#### Items
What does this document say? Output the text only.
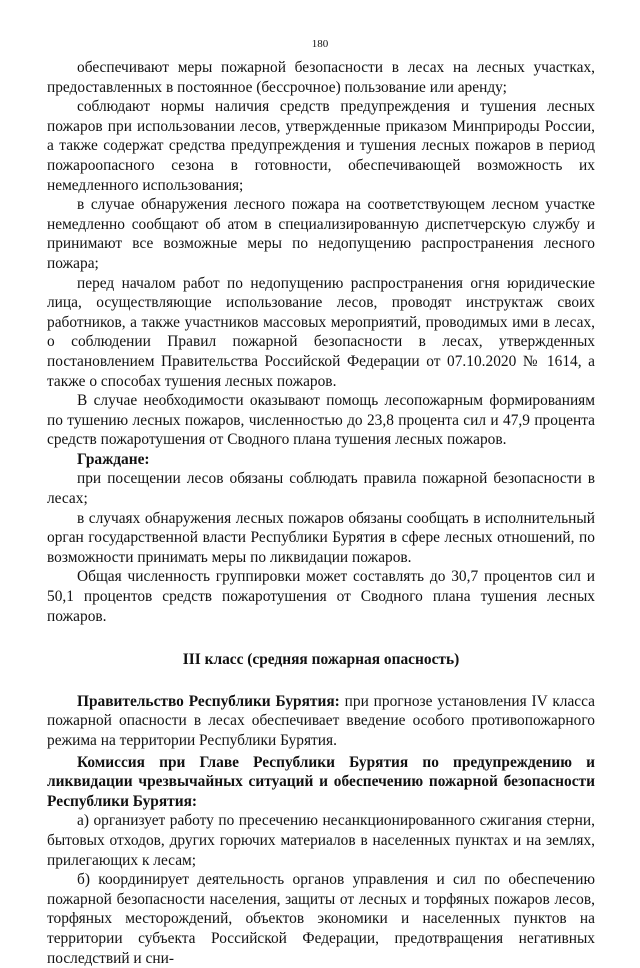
180

обеспечивают меры пожарной безопасности в лесах на лесных участках, предоставленных в постоянное (бессрочное) пользование или аренду;

соблюдают нормы наличия средств предупреждения и тушения лесных пожаров при использовании лесов, утвержденные приказом Минприроды России, а также содержат средства предупреждения и тушения лесных пожаров в период пожароопасного сезона в готовности, обеспечивающей возможность их немедленного использования;

в случае обнаружения лесного пожара на соответствующем лесном участке немедленно сообщают об атом в специализированную диспетчерскую службу и принимают все возможные меры по недопущению распространения лесного пожара;

перед началом работ по недопущению распространения огня юридические лица, осуществляющие использование лесов, проводят инструктаж своих работников, а также участников массовых мероприятий, проводимых ими в лесах, о соблюдении Правил пожарной безопасности в лесах, утвержденных постановлением Правительства Российской Федерации от 07.10.2020 № 1614, а также о способах тушения лесных пожаров.

В случае необходимости оказывают помощь лесопожарным формированиям по тушению лесных пожаров, численностью до 23,8 процента сил и 47,9 процента средств пожаротушения от Сводного плана тушения лесных пожаров.

Граждане:

при посещении лесов обязаны соблюдать правила пожарной безопасности в лесах;

в случаях обнаружения лесных пожаров обязаны сообщать в исполнительный орган государственной власти Республики Бурятия в сфере лесных отношений, по возможности принимать меры по ликвидации пожаров.

Общая численность группировки может составлять до 30,7 процентов сил и 50,1 процентов средств пожаротушения от Сводного плана тушения лесных пожаров.

III класс (средняя пожарная опасность)

Правительство Республики Бурятия: при прогнозе установления IV класса пожарной опасности в лесах обеспечивает введение особого противопожарного режима на территории Республики Бурятия.

Комиссия при Главе Республики Бурятия по предупреждению и ликвидации чрезвычайных ситуаций и обеспечению пожарной безопасности Республики Бурятия:

а) организует работу по пресечению несанкционированного сжигания стерни, бытовых отходов, других горючих материалов в населенных пунктах и на землях, прилегающих к лесам;

б) координирует деятельность органов управления и сил по обеспечению пожарной безопасности населения, защиты от лесных и торфяных пожаров лесов, торфяных месторождений, объектов экономики и населенных пунктов на территории субъекта Российской Федерации, предотвращения негативных последствий и сни-
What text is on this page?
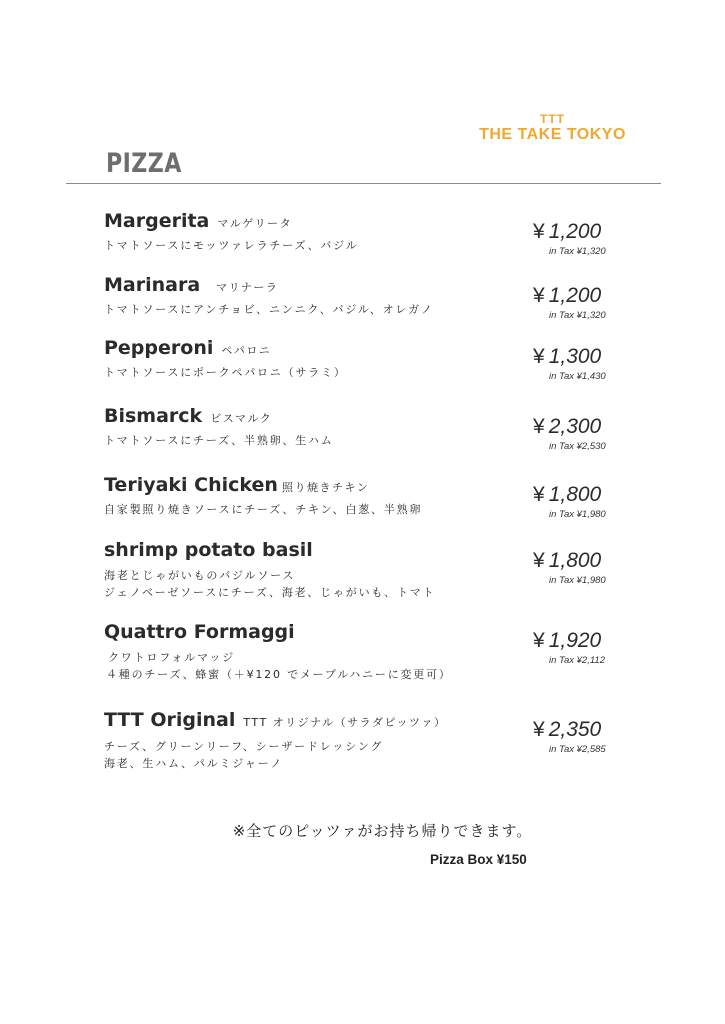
TTT
THE TAKE TOKYO
PIZZA
Margerita マルゲリータ
トマトソースにモッツァレラチーズ、バジル
¥ 1,200
in Tax ¥1,320
Marinara マリナーラ
トマトソースにアンチョビ、ニンニク、バジル、オレガノ
¥ 1,200
in Tax ¥1,320
Pepperoni ペパロニ
トマトソースにポークペパロニ（サラミ）
¥ 1,300
in Tax ¥1,430
Bismarck ビスマルク
トマトソースにチーズ、半熟卵、生ハム
¥ 2,300
in Tax ¥2,530
Teriyaki Chicken 照り焼きチキン
自家製照り焼きソースにチーズ、チキン、白葱、半熟卵
¥ 1,800
in Tax ¥1,980
shrimp potato basil
海老とじゃがいものバジルソース
ジェノベーゼソースにチーズ、海老、じゃがいも、トマト
¥ 1,800
in Tax ¥1,980
Quattro Formaggi
クワトロフォルマッジ
４種のチーズ、蜂蜜（＋¥120 でメープルハニーに変更可）
¥ 1,920
in Tax ¥2,112
TTT Original TTT オリジナル（サラダピッツァ）
チーズ、グリーンリーフ、シーザードレッシング
海老、生ハム、パルミジャーノ
¥ 2,350
in Tax ¥2,585
※全てのピッツァがお持ち帰りできます。
Pizza Box ¥150
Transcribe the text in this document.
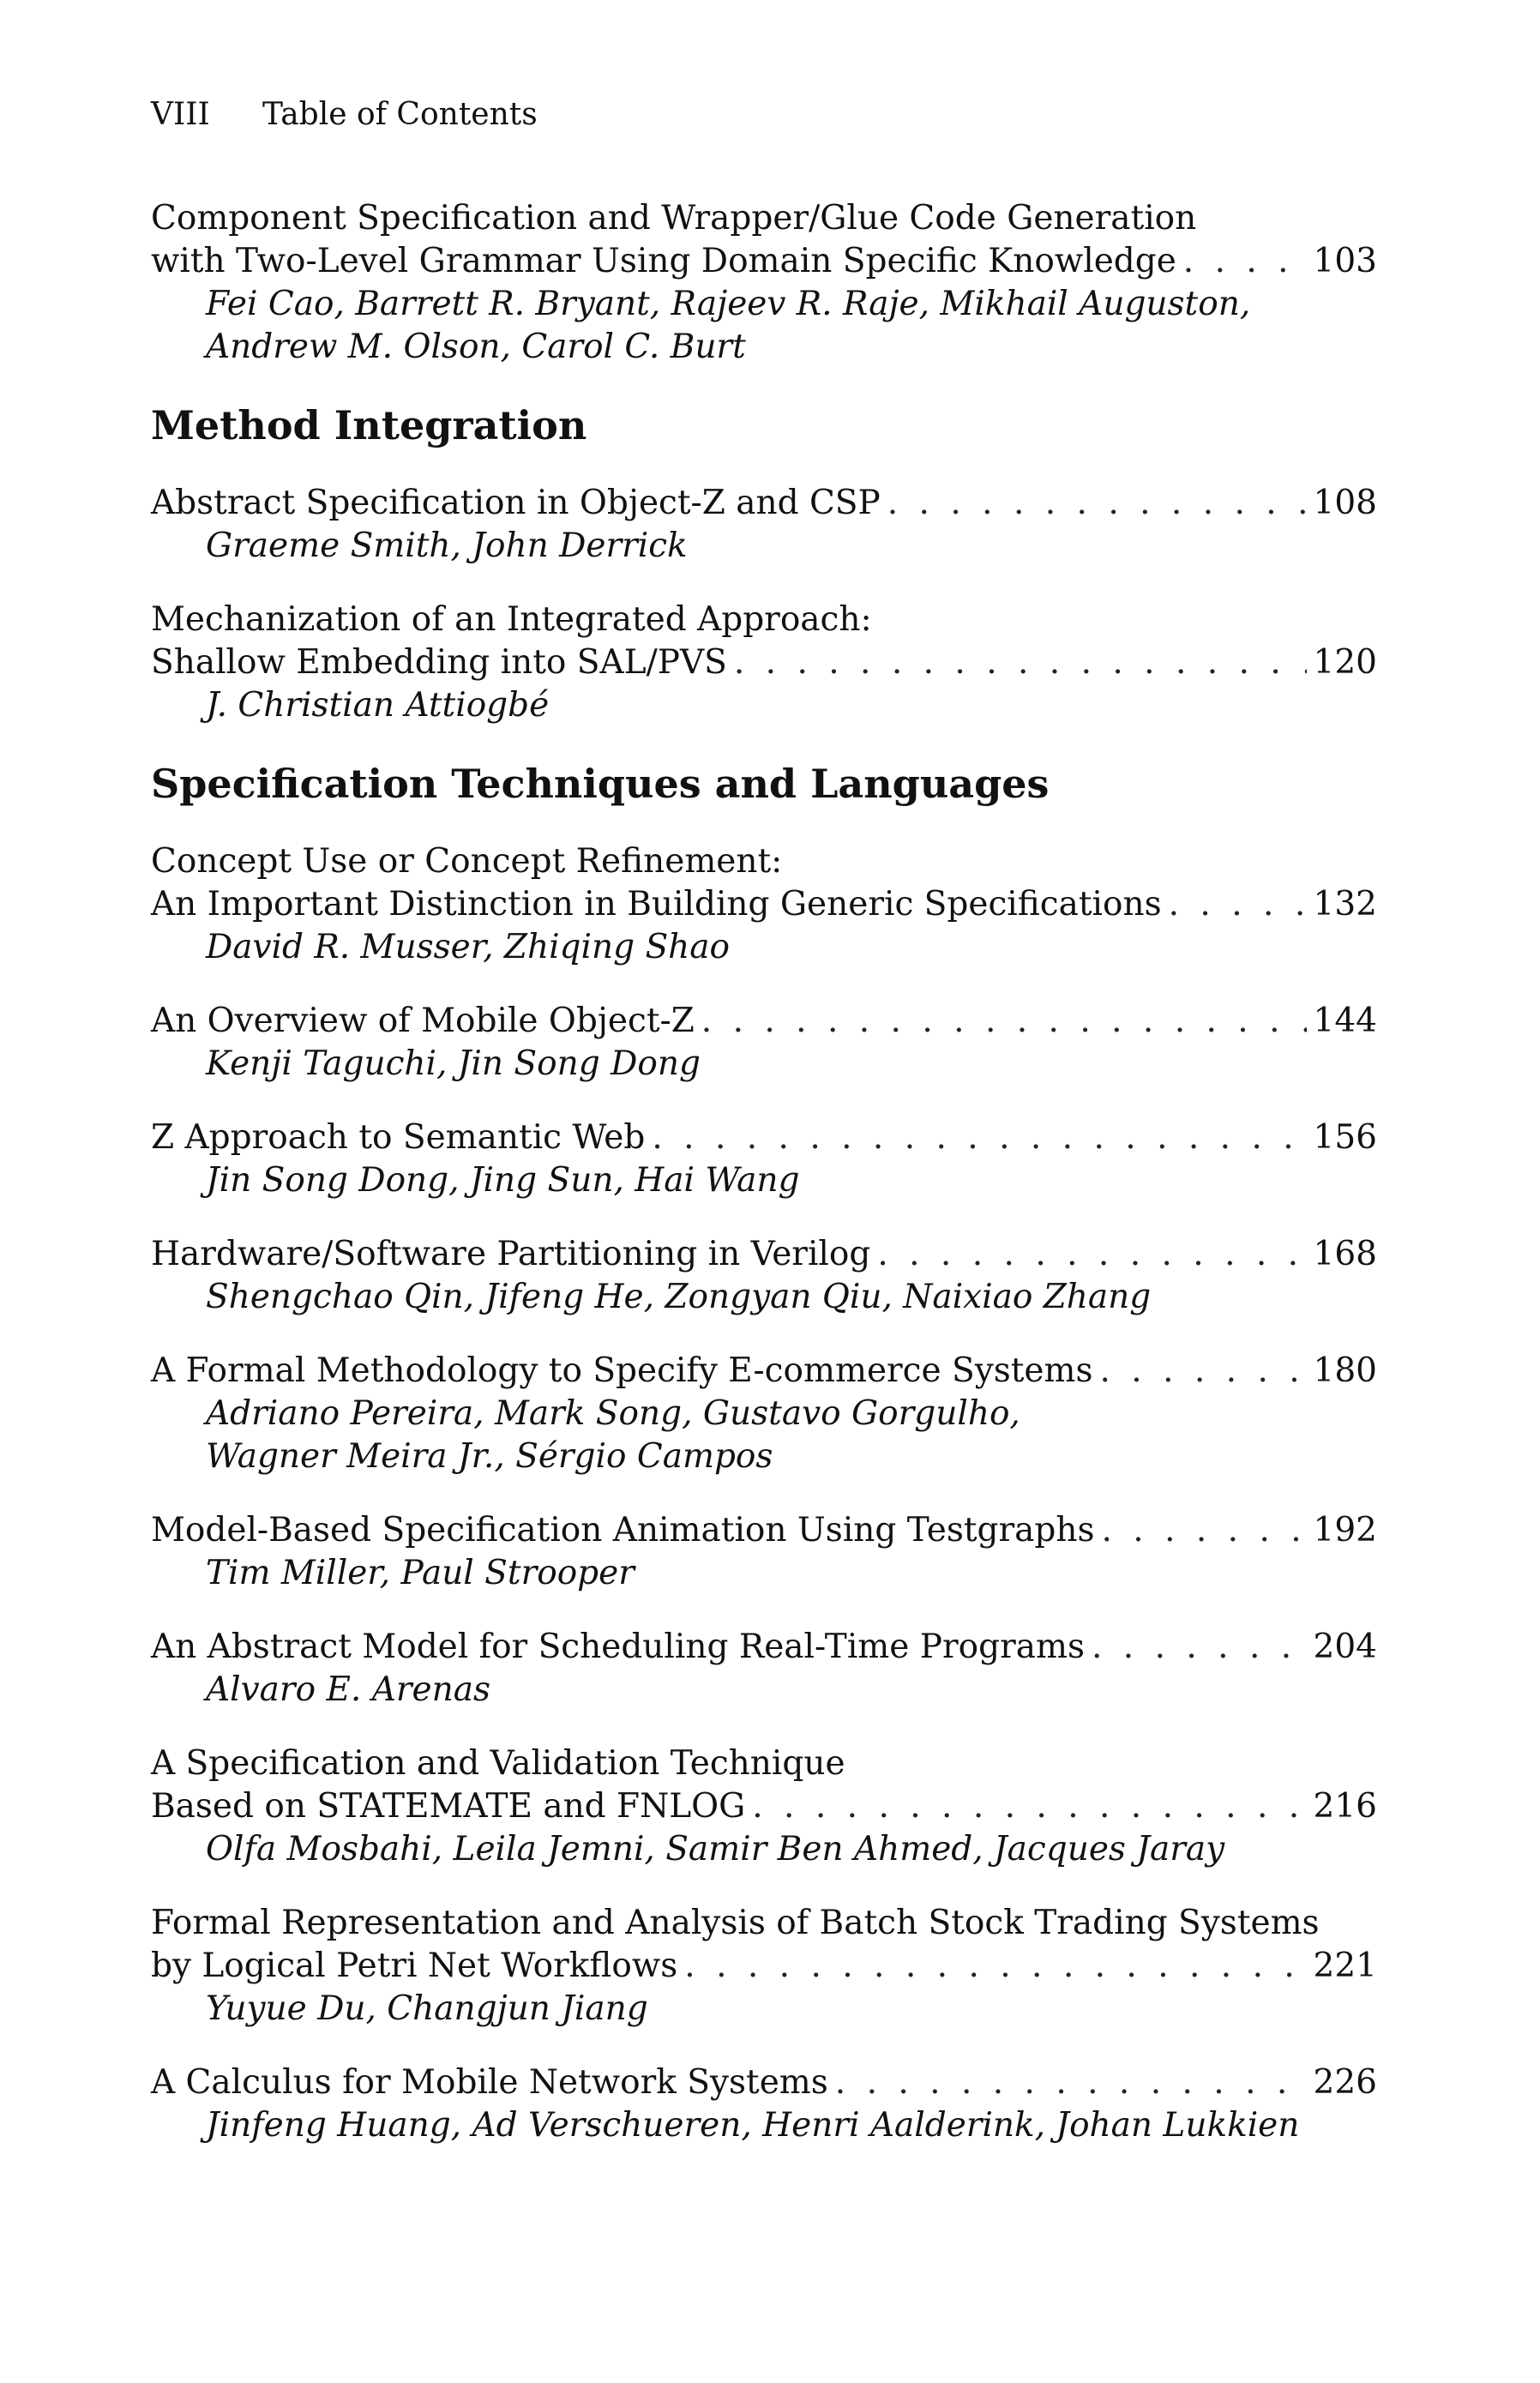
VIII	Table of Contents
Component Specification and Wrapper/Glue Code Generation
with Two-Level Grammar Using Domain Specific Knowledge . . .	103
Fei Cao, Barrett R. Bryant, Rajeev R. Raje, Mikhail Auguston,
Andrew M. Olson, Carol C. Burt
Method Integration
Abstract Specification in Object-Z and CSP . . .	108
Graeme Smith, John Derrick
Mechanization of an Integrated Approach:
Shallow Embedding into SAL/PVS . . .	120
J. Christian Attiogbé
Specification Techniques and Languages
Concept Use or Concept Refinement:
An Important Distinction in Building Generic Specifications . . .	132
David R. Musser, Zhiqing Shao
An Overview of Mobile Object-Z . . .	144
Kenji Taguchi, Jin Song Dong
Z Approach to Semantic Web . . .	156
Jin Song Dong, Jing Sun, Hai Wang
Hardware/Software Partitioning in Verilog . . .	168
Shengchao Qin, Jifeng He, Zongyan Qiu, Naixiao Zhang
A Formal Methodology to Specify E-commerce Systems . . .	180
Adriano Pereira, Mark Song, Gustavo Gorgulho,
Wagner Meira Jr., Sérgio Campos
Model-Based Specification Animation Using Testgraphs . . .	192
Tim Miller, Paul Strooper
An Abstract Model for Scheduling Real-Time Programs . . .	204
Alvaro E. Arenas
A Specification and Validation Technique
Based on STATEMATE and FNLOG . . .	216
Olfa Mosbahi, Leila Jemni, Samir Ben Ahmed, Jacques Jaray
Formal Representation and Analysis of Batch Stock Trading Systems
by Logical Petri Net Workflows . . .	221
Yuyue Du, Changjun Jiang
A Calculus for Mobile Network Systems . . .	226
Jinfeng Huang, Ad Verschueren, Henri Aalderink, Johan Lukkien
########
Pictures don't belong in the copy. Transcribe every record exactly as it appears.

_Output below_
What does this document say? Output the text only.
180

обеспечивают меры пожарной безопасности в лесах на лесных участках, предоставленных в постоянное (бессрочное) пользование или аренду;

соблюдают нормы наличия средств предупреждения и тушения лесных пожаров при использовании лесов, утвержденные приказом Минприроды России, а также содержат средства предупреждения и тушения лесных пожаров в период пожароопасного сезона в готовности, обеспечивающей возможность их немедленного использования;

в случае обнаружения лесного пожара на соответствующем лесном участке немедленно сообщают об атом в специализированную диспетчерскую службу и принимают все возможные меры по недопущению распространения лесного пожара;

перед началом работ по недопущению распространения огня юридические лица, осуществляющие использование лесов, проводят инструктаж своих работников, а также участников массовых мероприятий, проводимых ими в лесах, о соблюдении Правил пожарной безопасности в лесах, утвержденных постановлением Правительства Российской Федерации от 07.10.2020 № 1614, а также о способах тушения лесных пожаров.

В случае необходимости оказывают помощь лесопожарным формированиям по тушению лесных пожаров, численностью до 23,8 процента сил и 47,9 процента средств пожаротушения от Сводного плана тушения лесных пожаров.

Граждане:

при посещении лесов обязаны соблюдать правила пожарной безопасности в лесах;

в случаях обнаружения лесных пожаров обязаны сообщать в исполнительный орган государственной власти Республики Бурятия в сфере лесных отношений, по возможности принимать меры по ликвидации пожаров.

Общая численность группировки может составлять до 30,7 процентов сил и 50,1 процентов средств пожаротушения от Сводного плана тушения лесных пожаров.

III класс (средняя пожарная опасность)

Правительство Республики Бурятия: при прогнозе установления IV класса пожарной опасности в лесах обеспечивает введение особого противопожарного режима на территории Республики Бурятия.

Комиссия при Главе Республики Бурятия по предупреждению и ликвидации чрезвычайных ситуаций и обеспечению пожарной безопасности Республики Бурятия:

а) организует работу по пресечению несанкционированного сжигания стерни, бытовых отходов, других горючих материалов в населенных пунктах и на землях, прилегающих к лесам;

б) координирует деятельность органов управления и сил по обеспечению пожарной безопасности населения, защиты от лесных и торфяных пожаров лесов, торфяных месторождений, объектов экономики и населенных пунктов на территории субъекта Российской Федерации, предотвращения негативных последствий и сни-
What text is on this page?
TTT
THE TAKE TOKYO
PIZZA
Margerita マルゲリータ
トマトソースにモッツァレラチーズ、バジル
¥ 1,200
in Tax ¥1,320
Marinara マリナーラ
トマトソースにアンチョビ、ニンニク、バジル、オレガノ
¥ 1,200
in Tax ¥1,320
Pepperoni ペパロニ
トマトソースにポークペパロニ（サラミ）
¥ 1,300
in Tax ¥1,430
Bismarck ビスマルク
トマトソースにチーズ、半熟卵、生ハム
¥ 2,300
in Tax ¥2,530
Teriyaki Chicken 照り焼きチキン
自家製照り焼きソースにチーズ、チキン、白葱、半熟卵
¥ 1,800
in Tax ¥1,980
shrimp potato basil
海老とじゃがいものバジルソース
ジェノベーゼソースにチーズ、海老、じゃがいも、トマト
¥ 1,800
in Tax ¥1,980
Quattro Formaggi
クワトロフォルマッジ
４種のチーズ、蜂蜜（＋¥120 でメープルハニーに変更可）
¥ 1,920
in Tax ¥2,112
TTT Original TTT オリジナル（サラダピッツァ）
チーズ、グリーンリーフ、シーザードレッシング
海老、生ハム、パルミジャーノ
¥ 2,350
in Tax ¥2,585
※全てのピッツァがお持ち帰りできます。
Pizza Box ¥150
Transcribe the text in this document.
VIII	Table of Contents
Component Specification and Wrapper/Glue Code Generation
with Two-Level Grammar Using Domain Specific Knowledge . . .	103
Fei Cao, Barrett R. Bryant, Rajeev R. Raje, Mikhail Auguston,
Andrew M. Olson, Carol C. Burt
Method Integration
Abstract Specification in Object-Z and CSP . . .	108
Graeme Smith, John Derrick
Mechanization of an Integrated Approach:
Shallow Embedding into SAL/PVS . . .	120
J. Christian Attiogbé
Specification Techniques and Languages
Concept Use or Concept Refinement:
An Important Distinction in Building Generic Specifications . . .	132
David R. Musser, Zhiqing Shao
An Overview of Mobile Object-Z . . .	144
Kenji Taguchi, Jin Song Dong
Z Approach to Semantic Web . . .	156
Jin Song Dong, Jing Sun, Hai Wang
Hardware/Software Partitioning in Verilog . . .	168
Shengchao Qin, Jifeng He, Zongyan Qiu, Naixiao Zhang
A Formal Methodology to Specify E-commerce Systems . . .	180
Adriano Pereira, Mark Song, Gustavo Gorgulho,
Wagner Meira Jr., Sérgio Campos
Model-Based Specification Animation Using Testgraphs . . .	192
Tim Miller, Paul Strooper
An Abstract Model for Scheduling Real-Time Programs . . .	204
Alvaro E. Arenas
A Specification and Validation Technique
Based on STATEMATE and FNLOG . . .	216
Olfa Mosbahi, Leila Jemni, Samir Ben Ahmed, Jacques Jaray
Formal Representation and Analysis of Batch Stock Trading Systems
by Logical Petri Net Workflows . . .	221
Yuyue Du, Changjun Jiang
A Calculus for Mobile Network Systems . . .	226
Jinfeng Huang, Ad Verschueren, Henri Aalderink, Johan Lukkien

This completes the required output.